** Start **

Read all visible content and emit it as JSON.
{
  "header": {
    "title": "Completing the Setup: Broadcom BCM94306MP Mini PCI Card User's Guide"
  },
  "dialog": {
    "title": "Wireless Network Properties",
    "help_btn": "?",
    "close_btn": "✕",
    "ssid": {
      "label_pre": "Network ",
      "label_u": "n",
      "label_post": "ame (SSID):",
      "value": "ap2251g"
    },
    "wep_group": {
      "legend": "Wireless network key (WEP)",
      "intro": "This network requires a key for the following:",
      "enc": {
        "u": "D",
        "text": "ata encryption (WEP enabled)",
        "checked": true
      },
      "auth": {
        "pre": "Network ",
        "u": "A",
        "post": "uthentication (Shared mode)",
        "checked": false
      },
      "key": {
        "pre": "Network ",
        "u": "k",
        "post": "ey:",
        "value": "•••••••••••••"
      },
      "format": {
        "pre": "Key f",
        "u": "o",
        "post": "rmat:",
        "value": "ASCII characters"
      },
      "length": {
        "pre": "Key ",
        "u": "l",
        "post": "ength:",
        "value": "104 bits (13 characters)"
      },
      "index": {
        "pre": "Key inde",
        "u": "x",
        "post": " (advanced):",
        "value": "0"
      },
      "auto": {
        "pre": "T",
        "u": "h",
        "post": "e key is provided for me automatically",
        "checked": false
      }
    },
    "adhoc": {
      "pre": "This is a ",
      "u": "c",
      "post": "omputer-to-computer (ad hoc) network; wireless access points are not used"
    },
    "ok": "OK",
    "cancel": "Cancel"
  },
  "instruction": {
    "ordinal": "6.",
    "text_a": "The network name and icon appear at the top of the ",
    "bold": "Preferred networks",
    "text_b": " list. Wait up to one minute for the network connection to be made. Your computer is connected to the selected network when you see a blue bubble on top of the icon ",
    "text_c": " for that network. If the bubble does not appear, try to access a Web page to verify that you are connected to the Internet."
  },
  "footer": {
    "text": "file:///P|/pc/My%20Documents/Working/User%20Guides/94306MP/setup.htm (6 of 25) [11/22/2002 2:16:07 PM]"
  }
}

** End **

▶ **The exercise**
Give the complete listing a second time, exactly as it reads.

▶ **Task output**
Read all visible content and emit it as JSON.
{
  "header": {
    "title": "Completing the Setup: Broadcom BCM94306MP Mini PCI Card User's Guide"
  },
  "dialog": {
    "title": "Wireless Network Properties",
    "help_btn": "?",
    "close_btn": "✕",
    "ssid": {
      "label_pre": "Network ",
      "label_u": "n",
      "label_post": "ame (SSID):",
      "value": "ap2251g"
    },
    "wep_group": {
      "legend": "Wireless network key (WEP)",
      "intro": "This network requires a key for the following:",
      "enc": {
        "u": "D",
        "text": "ata encryption (WEP enabled)",
        "checked": true
      },
      "auth": {
        "pre": "Network ",
        "u": "A",
        "post": "uthentication (Shared mode)",
        "checked": false
      },
      "key": {
        "pre": "Network ",
        "u": "k",
        "post": "ey:",
        "value": "•••••••••••••"
      },
      "format": {
        "pre": "Key f",
        "u": "o",
        "post": "rmat:",
        "value": "ASCII characters"
      },
      "length": {
        "pre": "Key ",
        "u": "l",
        "post": "ength:",
        "value": "104 bits (13 characters)"
      },
      "index": {
        "pre": "Key inde",
        "u": "x",
        "post": " (advanced):",
        "value": "0"
      },
      "auto": {
        "pre": "T",
        "u": "h",
        "post": "e key is provided for me automatically",
        "checked": false
      }
    },
    "adhoc": {
      "pre": "This is a ",
      "u": "c",
      "post": "omputer-to-computer (ad hoc) network; wireless access points are not used"
    },
    "ok": "OK",
    "cancel": "Cancel"
  },
  "instruction": {
    "ordinal": "6.",
    "text_a": "The network name and icon appear at the top of the ",
    "bold": "Preferred networks",
    "text_b": " list. Wait up to one minute for the network connection to be made. Your computer is connected to the selected network when you see a blue bubble on top of the icon ",
    "text_c": " for that network. If the bubble does not appear, try to access a Web page to verify that you are connected to the Internet."
  },
  "footer": {
    "text": "file:///P|/pc/My%20Documents/Working/User%20Guides/94306MP/setup.htm (6 of 25) [11/22/2002 2:16:07 PM]"
  }
}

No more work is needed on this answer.